● WORK TO DO
Locate the word "colors" in the entries below, then gather every line that holds it.

● Saved entries
________________________

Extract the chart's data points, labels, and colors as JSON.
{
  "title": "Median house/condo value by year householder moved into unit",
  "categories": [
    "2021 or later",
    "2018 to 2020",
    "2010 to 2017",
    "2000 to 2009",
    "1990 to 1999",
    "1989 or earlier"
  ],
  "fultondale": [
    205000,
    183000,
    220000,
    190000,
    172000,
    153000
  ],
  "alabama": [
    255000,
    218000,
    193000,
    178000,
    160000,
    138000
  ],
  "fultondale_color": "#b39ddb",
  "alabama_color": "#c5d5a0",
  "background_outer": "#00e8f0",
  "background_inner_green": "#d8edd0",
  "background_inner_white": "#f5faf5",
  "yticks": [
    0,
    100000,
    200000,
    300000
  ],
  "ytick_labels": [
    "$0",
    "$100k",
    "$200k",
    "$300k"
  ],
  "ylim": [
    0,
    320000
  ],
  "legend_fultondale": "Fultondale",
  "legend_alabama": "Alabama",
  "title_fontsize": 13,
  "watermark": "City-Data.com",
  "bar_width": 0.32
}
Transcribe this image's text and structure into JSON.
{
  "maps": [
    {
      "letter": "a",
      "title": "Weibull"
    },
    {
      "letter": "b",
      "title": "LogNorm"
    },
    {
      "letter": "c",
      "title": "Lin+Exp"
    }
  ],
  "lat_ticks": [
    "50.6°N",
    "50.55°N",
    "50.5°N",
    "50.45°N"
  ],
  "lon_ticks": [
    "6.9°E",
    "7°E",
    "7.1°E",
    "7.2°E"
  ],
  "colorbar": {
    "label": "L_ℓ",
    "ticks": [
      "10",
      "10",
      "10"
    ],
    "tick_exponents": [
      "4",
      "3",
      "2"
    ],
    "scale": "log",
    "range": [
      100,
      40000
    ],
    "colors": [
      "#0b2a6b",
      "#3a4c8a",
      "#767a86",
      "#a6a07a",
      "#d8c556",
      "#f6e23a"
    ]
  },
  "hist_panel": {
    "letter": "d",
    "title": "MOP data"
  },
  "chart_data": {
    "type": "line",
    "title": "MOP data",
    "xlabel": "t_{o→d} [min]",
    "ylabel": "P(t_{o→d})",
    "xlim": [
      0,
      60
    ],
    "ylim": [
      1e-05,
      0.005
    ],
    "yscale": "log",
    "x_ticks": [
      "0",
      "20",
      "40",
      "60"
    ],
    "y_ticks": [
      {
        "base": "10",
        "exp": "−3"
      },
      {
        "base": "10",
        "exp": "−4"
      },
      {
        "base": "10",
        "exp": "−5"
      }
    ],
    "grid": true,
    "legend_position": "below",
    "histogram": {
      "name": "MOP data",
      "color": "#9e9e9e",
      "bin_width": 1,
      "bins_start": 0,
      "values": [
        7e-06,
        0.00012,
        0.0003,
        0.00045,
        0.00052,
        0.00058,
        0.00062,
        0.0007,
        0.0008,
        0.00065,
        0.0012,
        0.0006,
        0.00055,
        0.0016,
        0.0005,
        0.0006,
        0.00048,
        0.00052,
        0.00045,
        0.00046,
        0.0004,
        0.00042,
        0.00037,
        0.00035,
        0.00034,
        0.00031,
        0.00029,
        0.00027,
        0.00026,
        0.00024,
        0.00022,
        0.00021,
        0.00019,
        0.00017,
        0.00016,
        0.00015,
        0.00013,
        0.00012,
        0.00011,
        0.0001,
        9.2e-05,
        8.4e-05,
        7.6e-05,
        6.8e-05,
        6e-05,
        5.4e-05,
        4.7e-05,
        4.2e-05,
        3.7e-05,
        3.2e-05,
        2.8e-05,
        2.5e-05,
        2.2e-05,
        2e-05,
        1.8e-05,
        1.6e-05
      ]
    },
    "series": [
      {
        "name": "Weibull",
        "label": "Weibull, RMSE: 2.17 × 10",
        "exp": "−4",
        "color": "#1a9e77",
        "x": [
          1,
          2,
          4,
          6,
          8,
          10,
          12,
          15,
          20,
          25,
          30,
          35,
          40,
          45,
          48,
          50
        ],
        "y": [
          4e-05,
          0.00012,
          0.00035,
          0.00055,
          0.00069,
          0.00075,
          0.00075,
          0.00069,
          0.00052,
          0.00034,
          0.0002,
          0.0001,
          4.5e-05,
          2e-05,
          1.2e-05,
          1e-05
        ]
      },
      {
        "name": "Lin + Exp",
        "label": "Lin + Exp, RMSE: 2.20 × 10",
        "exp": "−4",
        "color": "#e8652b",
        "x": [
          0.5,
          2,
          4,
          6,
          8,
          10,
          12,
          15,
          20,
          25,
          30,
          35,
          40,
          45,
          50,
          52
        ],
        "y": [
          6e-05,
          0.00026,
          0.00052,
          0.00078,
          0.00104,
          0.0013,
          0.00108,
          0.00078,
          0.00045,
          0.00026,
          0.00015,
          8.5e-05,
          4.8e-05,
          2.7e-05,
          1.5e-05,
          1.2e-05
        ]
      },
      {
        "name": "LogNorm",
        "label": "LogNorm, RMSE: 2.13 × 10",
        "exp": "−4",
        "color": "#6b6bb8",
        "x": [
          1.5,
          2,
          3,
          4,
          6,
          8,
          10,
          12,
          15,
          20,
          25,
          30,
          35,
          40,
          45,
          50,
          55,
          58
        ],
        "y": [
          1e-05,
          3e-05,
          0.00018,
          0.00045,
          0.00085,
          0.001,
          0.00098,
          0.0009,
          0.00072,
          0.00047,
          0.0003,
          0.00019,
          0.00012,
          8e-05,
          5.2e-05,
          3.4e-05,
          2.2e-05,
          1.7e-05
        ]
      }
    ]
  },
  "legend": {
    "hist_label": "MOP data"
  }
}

________________________

● ANSWER TO THIS TASK
Extract the chart's data points, labels, and colors as JSON.
    "colors": [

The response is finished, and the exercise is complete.